• **Problem details**: Show all lines from the listing below that contain "Littleton".

• **Recorded data**:
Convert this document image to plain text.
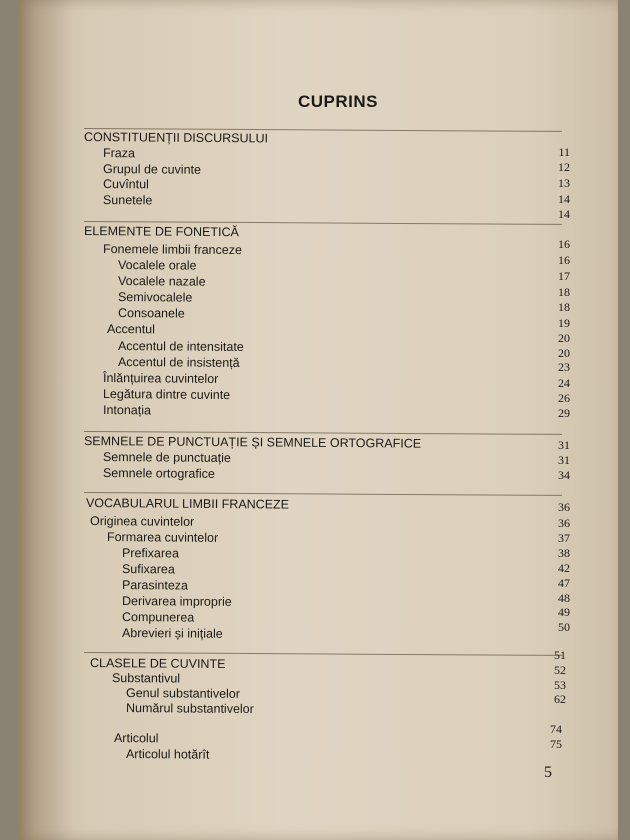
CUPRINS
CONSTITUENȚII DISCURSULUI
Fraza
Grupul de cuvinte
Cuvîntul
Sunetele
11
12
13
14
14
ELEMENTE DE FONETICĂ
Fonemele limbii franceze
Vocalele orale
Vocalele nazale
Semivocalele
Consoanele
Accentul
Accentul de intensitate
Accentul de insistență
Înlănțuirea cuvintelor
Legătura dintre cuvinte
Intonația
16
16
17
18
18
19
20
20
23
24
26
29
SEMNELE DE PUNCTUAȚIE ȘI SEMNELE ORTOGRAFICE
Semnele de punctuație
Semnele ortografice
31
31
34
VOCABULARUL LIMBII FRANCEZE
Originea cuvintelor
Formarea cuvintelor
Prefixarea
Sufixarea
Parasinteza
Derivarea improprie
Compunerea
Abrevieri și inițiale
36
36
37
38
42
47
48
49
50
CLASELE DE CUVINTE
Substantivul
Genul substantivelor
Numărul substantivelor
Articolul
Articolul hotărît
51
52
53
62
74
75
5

* * *

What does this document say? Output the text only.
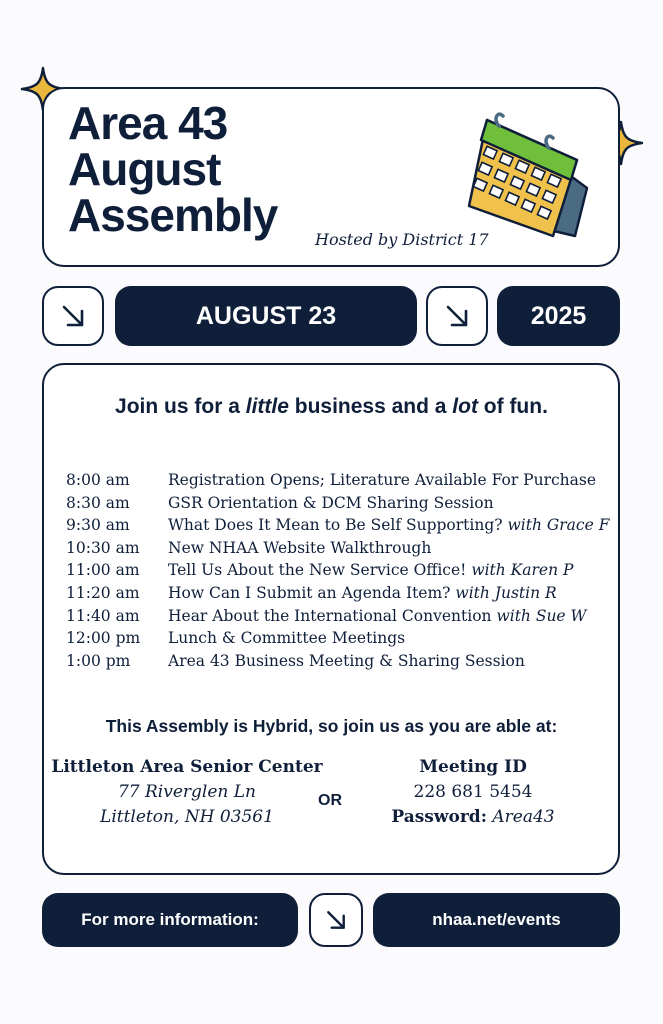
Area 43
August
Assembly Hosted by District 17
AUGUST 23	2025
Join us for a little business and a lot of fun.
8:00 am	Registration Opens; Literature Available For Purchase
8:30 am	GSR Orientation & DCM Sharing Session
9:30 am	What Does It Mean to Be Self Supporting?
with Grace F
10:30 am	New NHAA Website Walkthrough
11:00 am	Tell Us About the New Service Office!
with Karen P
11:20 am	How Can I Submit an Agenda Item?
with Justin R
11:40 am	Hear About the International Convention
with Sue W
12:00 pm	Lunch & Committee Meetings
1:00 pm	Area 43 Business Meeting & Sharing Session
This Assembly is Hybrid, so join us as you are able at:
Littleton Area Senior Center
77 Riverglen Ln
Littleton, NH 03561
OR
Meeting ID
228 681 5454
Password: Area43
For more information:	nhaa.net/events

---

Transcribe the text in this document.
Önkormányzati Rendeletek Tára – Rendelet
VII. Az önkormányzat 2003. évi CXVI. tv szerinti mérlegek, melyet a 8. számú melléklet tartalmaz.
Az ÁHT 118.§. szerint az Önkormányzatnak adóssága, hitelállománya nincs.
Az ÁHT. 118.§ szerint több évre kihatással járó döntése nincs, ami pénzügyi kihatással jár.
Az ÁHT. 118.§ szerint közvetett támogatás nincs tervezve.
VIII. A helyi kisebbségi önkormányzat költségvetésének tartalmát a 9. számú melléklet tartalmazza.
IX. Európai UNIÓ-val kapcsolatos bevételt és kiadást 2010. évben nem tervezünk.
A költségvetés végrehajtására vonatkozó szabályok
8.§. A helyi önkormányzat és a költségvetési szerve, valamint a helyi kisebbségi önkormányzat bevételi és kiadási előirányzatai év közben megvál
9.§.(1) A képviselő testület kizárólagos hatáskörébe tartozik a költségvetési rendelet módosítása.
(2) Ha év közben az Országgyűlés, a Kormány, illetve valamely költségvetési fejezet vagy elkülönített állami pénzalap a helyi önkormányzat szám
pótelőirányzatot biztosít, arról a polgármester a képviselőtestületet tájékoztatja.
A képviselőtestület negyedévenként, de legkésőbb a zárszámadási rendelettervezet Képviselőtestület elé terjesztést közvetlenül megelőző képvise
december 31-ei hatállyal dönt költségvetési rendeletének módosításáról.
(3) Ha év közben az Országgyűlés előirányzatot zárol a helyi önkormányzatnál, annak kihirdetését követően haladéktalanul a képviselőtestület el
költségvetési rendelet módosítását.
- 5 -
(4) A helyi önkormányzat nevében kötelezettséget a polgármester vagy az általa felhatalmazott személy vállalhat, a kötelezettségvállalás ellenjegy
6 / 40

• **Complete response**:
Littleton Area Senior Center
Littleton, NH 03561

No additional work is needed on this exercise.